## BEGIN LISTING

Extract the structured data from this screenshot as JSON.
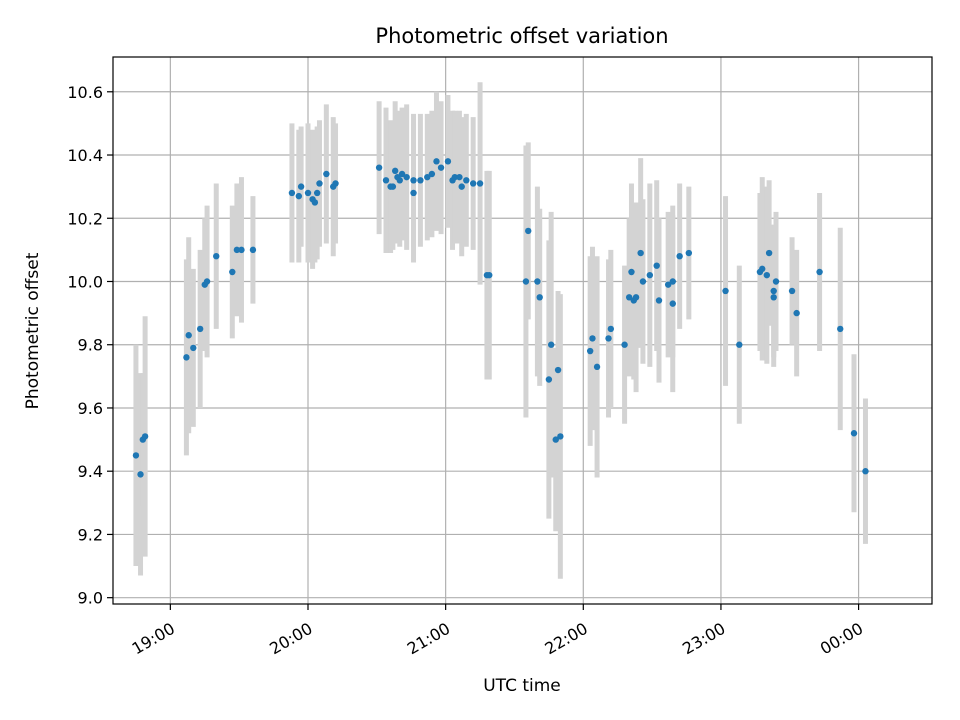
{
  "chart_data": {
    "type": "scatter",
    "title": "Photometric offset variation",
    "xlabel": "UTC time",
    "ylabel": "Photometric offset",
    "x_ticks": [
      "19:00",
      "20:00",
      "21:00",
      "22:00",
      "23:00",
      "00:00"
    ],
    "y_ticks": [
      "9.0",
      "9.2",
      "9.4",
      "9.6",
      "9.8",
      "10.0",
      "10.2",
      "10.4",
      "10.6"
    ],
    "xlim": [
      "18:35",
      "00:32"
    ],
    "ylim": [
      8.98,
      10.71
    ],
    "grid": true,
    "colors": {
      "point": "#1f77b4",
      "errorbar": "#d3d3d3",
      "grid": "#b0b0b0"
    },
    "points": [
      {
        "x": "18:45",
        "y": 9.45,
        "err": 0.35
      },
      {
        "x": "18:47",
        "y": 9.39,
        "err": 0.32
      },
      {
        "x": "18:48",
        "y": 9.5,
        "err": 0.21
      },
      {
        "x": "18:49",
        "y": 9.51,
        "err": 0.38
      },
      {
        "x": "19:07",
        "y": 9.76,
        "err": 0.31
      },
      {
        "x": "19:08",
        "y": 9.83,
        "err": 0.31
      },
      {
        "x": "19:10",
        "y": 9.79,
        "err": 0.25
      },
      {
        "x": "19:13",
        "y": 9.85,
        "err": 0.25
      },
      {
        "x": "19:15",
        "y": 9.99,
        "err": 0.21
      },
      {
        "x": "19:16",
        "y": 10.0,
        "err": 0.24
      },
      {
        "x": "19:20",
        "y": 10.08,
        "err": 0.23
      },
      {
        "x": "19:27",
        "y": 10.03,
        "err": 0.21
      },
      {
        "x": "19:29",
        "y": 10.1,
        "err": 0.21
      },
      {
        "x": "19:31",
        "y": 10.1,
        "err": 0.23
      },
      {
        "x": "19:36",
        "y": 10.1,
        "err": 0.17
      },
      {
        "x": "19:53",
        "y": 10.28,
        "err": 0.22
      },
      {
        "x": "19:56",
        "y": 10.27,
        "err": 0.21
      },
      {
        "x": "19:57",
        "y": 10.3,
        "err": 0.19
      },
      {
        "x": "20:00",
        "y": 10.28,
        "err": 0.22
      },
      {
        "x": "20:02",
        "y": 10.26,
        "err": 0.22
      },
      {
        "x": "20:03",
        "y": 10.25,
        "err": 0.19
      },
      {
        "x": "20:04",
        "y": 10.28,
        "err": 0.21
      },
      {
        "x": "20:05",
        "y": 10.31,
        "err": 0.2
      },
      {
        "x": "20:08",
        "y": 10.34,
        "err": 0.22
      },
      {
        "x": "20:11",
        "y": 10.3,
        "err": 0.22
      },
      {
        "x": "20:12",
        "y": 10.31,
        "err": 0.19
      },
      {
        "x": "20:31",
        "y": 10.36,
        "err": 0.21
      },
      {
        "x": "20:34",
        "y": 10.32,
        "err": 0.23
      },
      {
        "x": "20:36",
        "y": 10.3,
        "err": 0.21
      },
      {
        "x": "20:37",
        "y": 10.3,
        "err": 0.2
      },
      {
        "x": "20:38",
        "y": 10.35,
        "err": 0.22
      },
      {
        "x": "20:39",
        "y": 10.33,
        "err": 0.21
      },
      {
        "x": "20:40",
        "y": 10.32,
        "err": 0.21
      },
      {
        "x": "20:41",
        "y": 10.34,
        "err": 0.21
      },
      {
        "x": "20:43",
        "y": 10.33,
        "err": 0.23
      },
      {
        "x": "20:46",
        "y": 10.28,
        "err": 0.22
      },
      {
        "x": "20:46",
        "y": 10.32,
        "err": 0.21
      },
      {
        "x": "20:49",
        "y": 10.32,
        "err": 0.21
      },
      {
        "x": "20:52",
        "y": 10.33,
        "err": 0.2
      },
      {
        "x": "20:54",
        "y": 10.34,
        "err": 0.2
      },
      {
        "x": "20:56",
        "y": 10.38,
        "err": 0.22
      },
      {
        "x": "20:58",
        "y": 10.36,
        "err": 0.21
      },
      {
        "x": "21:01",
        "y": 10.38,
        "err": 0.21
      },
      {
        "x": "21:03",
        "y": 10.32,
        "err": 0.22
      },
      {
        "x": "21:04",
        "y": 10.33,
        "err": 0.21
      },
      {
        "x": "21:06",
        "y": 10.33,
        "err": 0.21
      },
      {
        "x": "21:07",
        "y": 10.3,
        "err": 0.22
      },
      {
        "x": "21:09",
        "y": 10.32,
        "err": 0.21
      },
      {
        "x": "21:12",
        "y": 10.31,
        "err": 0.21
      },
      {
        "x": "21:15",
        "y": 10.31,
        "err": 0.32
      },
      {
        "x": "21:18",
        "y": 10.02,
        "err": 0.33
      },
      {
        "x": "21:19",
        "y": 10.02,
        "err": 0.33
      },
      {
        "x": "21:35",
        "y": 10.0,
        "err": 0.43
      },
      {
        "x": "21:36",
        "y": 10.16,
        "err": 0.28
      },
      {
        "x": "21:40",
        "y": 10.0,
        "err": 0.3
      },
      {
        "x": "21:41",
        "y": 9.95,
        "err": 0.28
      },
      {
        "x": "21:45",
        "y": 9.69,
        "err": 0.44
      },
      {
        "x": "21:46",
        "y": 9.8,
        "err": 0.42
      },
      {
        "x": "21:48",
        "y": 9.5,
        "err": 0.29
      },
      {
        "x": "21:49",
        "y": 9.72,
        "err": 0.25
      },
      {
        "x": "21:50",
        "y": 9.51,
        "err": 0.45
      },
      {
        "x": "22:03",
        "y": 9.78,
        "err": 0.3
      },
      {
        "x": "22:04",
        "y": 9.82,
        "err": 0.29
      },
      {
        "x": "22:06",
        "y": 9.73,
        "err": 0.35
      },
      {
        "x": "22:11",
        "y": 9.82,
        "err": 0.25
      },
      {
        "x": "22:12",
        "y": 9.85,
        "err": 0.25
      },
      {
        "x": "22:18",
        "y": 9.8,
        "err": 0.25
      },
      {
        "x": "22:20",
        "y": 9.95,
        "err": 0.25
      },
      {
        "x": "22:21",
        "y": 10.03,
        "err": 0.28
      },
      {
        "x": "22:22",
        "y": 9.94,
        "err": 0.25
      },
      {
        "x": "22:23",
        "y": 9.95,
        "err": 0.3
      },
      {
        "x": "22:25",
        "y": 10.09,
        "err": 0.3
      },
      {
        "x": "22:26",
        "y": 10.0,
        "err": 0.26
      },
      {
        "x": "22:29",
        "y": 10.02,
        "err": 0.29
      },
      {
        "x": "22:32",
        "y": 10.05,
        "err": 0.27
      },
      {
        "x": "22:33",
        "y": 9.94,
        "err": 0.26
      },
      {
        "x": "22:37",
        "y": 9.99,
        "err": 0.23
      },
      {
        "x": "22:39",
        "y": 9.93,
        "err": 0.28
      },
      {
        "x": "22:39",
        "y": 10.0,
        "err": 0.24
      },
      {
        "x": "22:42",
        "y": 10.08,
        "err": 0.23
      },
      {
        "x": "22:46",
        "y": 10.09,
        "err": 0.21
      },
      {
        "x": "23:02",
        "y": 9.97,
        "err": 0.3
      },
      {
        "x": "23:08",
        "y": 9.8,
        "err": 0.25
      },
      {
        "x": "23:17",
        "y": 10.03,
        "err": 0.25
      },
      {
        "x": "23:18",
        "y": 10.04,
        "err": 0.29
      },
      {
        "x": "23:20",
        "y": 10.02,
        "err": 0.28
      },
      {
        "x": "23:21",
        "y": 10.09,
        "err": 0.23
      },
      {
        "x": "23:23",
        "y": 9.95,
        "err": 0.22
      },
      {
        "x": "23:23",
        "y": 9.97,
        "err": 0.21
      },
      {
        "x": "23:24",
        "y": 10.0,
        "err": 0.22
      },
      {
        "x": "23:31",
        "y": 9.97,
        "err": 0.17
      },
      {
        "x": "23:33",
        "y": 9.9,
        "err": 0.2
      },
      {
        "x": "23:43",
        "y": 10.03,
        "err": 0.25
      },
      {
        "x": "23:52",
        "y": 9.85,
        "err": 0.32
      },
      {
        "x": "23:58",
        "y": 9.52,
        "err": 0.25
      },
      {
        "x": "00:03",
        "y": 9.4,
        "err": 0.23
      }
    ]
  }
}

## END LISTING

WRITTEN REQUEST
Report each line in the data that holds the word "Photometric".

RESPONSE BELOW
    "title": "Photometric offset variation",
    "ylabel": "Photometric offset",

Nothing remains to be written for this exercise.